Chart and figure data
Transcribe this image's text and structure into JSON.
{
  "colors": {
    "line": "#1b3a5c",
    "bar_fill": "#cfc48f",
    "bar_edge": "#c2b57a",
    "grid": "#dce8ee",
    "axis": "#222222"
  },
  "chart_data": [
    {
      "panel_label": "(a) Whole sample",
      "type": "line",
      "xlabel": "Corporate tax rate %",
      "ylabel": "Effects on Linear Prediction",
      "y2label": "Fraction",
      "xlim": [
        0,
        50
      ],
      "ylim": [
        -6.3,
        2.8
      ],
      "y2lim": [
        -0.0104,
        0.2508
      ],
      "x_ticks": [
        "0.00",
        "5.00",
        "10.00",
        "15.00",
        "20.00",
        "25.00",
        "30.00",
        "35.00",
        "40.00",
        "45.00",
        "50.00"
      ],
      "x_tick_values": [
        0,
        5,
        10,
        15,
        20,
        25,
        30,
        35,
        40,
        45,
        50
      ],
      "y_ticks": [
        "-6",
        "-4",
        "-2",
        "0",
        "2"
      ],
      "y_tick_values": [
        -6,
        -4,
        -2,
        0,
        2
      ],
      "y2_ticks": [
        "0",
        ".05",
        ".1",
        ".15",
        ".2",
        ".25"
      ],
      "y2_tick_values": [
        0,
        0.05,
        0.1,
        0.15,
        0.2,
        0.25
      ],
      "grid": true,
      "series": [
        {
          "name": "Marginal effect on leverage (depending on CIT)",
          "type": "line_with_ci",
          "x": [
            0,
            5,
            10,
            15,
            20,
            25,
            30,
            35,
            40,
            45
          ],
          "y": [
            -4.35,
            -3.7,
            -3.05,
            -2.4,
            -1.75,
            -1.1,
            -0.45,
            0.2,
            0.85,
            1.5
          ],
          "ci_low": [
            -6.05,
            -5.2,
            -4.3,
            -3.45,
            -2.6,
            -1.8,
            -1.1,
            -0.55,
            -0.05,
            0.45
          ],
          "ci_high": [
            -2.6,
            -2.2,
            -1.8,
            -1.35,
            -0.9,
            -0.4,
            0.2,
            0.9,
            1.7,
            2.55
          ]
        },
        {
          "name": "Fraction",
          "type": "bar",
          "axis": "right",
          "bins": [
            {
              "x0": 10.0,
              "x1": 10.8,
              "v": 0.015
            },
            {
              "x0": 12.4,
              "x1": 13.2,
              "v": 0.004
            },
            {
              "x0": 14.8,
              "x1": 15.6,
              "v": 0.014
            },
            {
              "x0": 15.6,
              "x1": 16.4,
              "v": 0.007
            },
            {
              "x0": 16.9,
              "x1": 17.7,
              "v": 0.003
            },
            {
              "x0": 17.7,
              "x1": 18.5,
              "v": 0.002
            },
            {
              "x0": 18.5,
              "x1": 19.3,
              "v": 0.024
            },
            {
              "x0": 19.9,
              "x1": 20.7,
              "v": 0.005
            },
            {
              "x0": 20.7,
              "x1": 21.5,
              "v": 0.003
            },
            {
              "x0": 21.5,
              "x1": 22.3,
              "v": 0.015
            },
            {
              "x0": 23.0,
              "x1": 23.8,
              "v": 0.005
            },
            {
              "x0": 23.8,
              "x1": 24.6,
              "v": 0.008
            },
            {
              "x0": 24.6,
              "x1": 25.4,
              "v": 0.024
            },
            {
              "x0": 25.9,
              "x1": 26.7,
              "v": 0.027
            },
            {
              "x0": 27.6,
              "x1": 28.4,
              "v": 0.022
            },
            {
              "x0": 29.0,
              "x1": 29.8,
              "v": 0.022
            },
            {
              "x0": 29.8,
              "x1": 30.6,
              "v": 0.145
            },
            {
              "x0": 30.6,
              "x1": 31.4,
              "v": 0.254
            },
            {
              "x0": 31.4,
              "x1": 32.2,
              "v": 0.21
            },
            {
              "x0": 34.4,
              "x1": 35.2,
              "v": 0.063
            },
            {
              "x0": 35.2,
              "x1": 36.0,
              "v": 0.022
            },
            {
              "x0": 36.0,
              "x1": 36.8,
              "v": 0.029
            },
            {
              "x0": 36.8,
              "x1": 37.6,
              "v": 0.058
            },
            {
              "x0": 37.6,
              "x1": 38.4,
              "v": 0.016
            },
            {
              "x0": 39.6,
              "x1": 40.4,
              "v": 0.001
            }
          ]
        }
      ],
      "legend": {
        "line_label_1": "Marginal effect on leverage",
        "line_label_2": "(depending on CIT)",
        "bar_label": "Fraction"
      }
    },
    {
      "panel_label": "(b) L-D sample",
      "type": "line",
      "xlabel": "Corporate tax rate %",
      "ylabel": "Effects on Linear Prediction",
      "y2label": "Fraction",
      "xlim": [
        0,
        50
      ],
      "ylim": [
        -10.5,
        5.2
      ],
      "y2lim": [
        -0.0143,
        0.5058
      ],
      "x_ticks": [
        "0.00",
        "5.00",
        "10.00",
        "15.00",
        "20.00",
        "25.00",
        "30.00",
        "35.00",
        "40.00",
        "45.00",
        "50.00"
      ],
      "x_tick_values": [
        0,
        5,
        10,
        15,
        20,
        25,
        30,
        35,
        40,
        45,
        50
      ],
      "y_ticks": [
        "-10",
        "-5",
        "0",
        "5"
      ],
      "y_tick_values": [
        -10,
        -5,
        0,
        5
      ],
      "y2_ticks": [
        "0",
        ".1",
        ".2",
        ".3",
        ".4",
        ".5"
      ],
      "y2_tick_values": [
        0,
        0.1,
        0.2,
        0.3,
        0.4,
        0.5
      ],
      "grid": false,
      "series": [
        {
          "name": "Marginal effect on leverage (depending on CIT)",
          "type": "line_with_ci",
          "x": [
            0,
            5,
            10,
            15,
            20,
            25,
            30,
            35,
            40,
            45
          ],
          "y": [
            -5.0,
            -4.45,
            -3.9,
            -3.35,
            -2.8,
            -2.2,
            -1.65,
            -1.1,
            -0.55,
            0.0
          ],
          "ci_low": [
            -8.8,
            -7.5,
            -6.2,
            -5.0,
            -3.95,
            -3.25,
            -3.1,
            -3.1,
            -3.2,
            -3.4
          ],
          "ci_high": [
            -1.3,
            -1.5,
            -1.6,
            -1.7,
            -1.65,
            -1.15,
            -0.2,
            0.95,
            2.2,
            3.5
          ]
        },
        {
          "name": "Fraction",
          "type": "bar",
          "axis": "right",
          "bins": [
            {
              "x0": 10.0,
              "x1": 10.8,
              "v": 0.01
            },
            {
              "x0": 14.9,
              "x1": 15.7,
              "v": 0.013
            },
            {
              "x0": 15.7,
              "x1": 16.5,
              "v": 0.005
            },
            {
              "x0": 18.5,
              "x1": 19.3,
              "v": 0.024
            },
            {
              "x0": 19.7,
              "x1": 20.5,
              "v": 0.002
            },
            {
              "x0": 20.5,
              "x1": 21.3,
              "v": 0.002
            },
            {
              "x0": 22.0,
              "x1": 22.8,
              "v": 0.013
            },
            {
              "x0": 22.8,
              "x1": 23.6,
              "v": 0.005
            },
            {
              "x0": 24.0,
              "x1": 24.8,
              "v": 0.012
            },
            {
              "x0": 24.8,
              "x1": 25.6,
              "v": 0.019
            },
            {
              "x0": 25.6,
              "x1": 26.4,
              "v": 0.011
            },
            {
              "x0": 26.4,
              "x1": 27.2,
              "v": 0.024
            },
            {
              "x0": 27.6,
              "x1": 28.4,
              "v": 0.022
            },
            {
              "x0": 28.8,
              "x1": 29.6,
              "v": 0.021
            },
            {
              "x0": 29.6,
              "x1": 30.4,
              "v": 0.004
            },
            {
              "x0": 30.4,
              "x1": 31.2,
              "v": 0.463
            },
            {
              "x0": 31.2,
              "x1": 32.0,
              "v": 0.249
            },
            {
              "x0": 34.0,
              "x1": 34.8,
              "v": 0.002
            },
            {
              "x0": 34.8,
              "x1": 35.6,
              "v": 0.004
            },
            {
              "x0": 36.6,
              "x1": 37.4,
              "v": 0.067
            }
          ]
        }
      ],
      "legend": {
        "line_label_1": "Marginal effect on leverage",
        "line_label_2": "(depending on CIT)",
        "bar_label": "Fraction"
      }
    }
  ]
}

Problem statement:
Your task is to pick out every line with the string "sample" and copy it.

Written response:
      "panel_label": "(a) Whole sample",
      "panel_label": "(b) L-D sample",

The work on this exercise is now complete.